** START SOURCE MATERIAL **

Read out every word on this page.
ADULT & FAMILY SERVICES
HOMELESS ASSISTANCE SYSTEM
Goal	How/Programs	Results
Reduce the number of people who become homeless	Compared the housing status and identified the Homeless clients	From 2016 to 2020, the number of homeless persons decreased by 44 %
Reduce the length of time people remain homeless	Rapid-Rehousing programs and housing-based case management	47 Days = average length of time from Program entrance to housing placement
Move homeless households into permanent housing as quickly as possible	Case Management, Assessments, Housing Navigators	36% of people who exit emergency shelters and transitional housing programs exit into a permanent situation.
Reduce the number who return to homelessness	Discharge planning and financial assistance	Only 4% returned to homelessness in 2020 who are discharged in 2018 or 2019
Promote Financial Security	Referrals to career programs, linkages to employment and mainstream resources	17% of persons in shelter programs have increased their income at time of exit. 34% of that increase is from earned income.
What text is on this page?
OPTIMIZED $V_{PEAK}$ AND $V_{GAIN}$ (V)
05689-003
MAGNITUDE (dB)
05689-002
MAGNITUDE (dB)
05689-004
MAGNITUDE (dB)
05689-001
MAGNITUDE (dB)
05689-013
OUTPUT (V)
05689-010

** END SOURCE MATERIAL **

EXERCISE PROMPT » Would you give again, word for word, every line from the one with "What text is on this page?" through the final line of the listing above?

SOLUTION BELOW »
What text is on this page?
OPTIMIZED $V_{PEAK}$ AND $V_{GAIN}$ (V)
05689-003
MAGNITUDE (dB)
05689-002
MAGNITUDE (dB)
05689-004
MAGNITUDE (dB)
05689-001
MAGNITUDE (dB)
05689-013
OUTPUT (V)
05689-010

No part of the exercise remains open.